=== DATASET ROWS ===

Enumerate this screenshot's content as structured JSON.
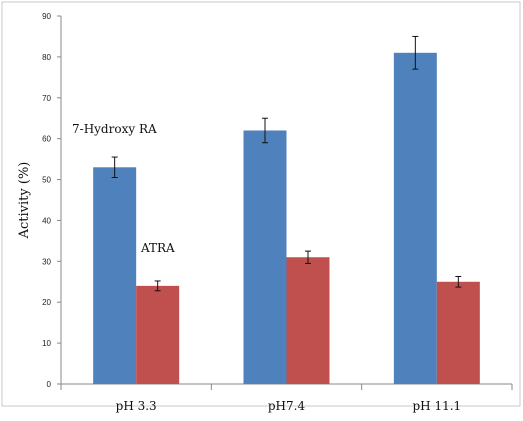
{
  "chart_data": {
    "type": "bar",
    "title": "",
    "xlabel": "",
    "ylabel": "Activity (%)",
    "ylim": [
      0,
      90
    ],
    "yticks": [
      0,
      10,
      20,
      30,
      40,
      50,
      60,
      70,
      80,
      90
    ],
    "categories": [
      "pH 3.3",
      "pH7.4",
      "pH 11.1"
    ],
    "series": [
      {
        "name": "7-Hydroxy RA",
        "color": "#4f81bd",
        "values": [
          53,
          62,
          81
        ],
        "errors": [
          2.5,
          3,
          4
        ]
      },
      {
        "name": "ATRA",
        "color": "#c0504d",
        "values": [
          24,
          31,
          25
        ],
        "errors": [
          1.2,
          1.5,
          1.3
        ]
      }
    ],
    "grid": false,
    "legend": "none"
  }
}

===

SHORT PROBLEM: Write out the material above again, word for word, minus its pictures.

RESPONSE FOR THIS EXERCISE:
Enumerate this screenshot's content as structured JSON.
{
  "chart_data": {
    "type": "bar",
    "title": "",
    "xlabel": "",
    "ylabel": "Activity (%)",
    "ylim": [
      0,
      90
    ],
    "yticks": [
      0,
      10,
      20,
      30,
      40,
      50,
      60,
      70,
      80,
      90
    ],
    "categories": [
      "pH 3.3",
      "pH7.4",
      "pH 11.1"
    ],
    "series": [
      {
        "name": "7-Hydroxy RA",
        "color": "#4f81bd",
        "values": [
          53,
          62,
          81
        ],
        "errors": [
          2.5,
          3,
          4
        ]
      },
      {
        "name": "ATRA",
        "color": "#c0504d",
        "values": [
          24,
          31,
          25
        ],
        "errors": [
          1.2,
          1.5,
          1.3
        ]
      }
    ],
    "grid": false,
    "legend": "none"
  }
}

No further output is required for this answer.